- [Task details]: Write out the stretch of the listing from its first line through the line containing "tec-cell bbox=[822, 141, 833, 152]", word for word, and nothing else.

- [Records]:

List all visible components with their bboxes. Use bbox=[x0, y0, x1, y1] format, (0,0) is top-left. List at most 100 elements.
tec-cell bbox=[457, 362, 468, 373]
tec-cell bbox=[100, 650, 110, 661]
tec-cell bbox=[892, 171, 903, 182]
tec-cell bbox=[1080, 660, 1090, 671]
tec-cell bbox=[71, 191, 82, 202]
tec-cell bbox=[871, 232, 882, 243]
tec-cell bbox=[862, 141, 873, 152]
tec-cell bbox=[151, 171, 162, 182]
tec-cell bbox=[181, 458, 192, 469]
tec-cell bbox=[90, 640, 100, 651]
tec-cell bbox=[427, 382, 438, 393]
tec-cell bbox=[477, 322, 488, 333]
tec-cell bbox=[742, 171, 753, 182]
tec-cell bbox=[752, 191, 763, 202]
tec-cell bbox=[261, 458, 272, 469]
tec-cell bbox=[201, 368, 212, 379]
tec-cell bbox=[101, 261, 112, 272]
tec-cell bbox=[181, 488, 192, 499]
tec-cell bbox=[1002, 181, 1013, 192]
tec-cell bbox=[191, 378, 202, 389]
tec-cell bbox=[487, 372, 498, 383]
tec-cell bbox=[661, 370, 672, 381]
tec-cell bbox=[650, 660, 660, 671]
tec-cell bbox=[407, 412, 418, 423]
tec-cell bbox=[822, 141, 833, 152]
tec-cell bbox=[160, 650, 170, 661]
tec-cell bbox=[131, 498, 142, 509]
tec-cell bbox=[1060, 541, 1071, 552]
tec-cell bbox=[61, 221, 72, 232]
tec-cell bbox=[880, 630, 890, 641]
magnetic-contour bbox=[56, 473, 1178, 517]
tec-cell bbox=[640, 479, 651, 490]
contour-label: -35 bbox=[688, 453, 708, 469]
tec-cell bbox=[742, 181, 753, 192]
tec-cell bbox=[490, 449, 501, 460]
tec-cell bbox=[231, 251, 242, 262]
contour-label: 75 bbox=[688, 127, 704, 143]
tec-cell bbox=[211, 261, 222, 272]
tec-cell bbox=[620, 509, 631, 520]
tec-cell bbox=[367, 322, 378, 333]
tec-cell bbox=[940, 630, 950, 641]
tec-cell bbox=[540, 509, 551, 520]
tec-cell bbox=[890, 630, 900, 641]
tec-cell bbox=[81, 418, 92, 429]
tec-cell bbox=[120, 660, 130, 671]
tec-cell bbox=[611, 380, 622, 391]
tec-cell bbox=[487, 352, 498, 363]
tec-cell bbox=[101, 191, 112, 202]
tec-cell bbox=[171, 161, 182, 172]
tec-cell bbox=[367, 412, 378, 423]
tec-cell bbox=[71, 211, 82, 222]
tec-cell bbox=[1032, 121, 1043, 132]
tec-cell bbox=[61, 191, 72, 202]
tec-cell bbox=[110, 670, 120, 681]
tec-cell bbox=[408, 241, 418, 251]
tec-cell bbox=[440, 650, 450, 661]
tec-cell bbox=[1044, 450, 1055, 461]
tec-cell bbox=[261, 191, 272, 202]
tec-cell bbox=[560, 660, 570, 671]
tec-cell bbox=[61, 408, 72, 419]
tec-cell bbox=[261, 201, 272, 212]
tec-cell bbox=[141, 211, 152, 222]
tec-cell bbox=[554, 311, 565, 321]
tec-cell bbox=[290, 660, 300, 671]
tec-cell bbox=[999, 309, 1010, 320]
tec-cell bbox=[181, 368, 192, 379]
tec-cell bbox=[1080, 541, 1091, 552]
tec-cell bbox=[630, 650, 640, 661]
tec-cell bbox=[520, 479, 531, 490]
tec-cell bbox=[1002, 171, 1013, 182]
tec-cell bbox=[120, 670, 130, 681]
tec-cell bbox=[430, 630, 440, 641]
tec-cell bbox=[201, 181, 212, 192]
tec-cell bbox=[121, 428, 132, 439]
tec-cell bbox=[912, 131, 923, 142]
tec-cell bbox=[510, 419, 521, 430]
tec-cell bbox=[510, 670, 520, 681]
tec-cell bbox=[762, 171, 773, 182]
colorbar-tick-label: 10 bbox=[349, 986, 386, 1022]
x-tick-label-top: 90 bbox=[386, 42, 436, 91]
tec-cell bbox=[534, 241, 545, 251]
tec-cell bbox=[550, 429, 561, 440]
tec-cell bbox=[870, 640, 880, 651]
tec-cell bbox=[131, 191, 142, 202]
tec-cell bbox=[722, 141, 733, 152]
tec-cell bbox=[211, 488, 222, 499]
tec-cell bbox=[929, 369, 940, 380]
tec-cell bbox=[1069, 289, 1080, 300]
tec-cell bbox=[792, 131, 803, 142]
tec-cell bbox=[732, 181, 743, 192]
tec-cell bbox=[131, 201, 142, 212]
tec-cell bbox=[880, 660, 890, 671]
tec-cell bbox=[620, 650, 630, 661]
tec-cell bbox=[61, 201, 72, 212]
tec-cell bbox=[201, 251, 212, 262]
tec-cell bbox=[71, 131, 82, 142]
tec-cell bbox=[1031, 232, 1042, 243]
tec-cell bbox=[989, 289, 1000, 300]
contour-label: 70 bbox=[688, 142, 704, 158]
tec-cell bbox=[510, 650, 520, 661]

- [Exercise output]:
List all visible components with their bboxes. Use bbox=[x0, y0, x1, y1] format, (0,0) is top-left. List at most 100 elements.
tec-cell bbox=[457, 362, 468, 373]
tec-cell bbox=[100, 650, 110, 661]
tec-cell bbox=[892, 171, 903, 182]
tec-cell bbox=[1080, 660, 1090, 671]
tec-cell bbox=[71, 191, 82, 202]
tec-cell bbox=[871, 232, 882, 243]
tec-cell bbox=[862, 141, 873, 152]
tec-cell bbox=[151, 171, 162, 182]
tec-cell bbox=[181, 458, 192, 469]
tec-cell bbox=[90, 640, 100, 651]
tec-cell bbox=[427, 382, 438, 393]
tec-cell bbox=[477, 322, 488, 333]
tec-cell bbox=[742, 171, 753, 182]
tec-cell bbox=[752, 191, 763, 202]
tec-cell bbox=[261, 458, 272, 469]
tec-cell bbox=[201, 368, 212, 379]
tec-cell bbox=[101, 261, 112, 272]
tec-cell bbox=[181, 488, 192, 499]
tec-cell bbox=[1002, 181, 1013, 192]
tec-cell bbox=[191, 378, 202, 389]
tec-cell bbox=[487, 372, 498, 383]
tec-cell bbox=[661, 370, 672, 381]
tec-cell bbox=[650, 660, 660, 671]
tec-cell bbox=[407, 412, 418, 423]
tec-cell bbox=[822, 141, 833, 152]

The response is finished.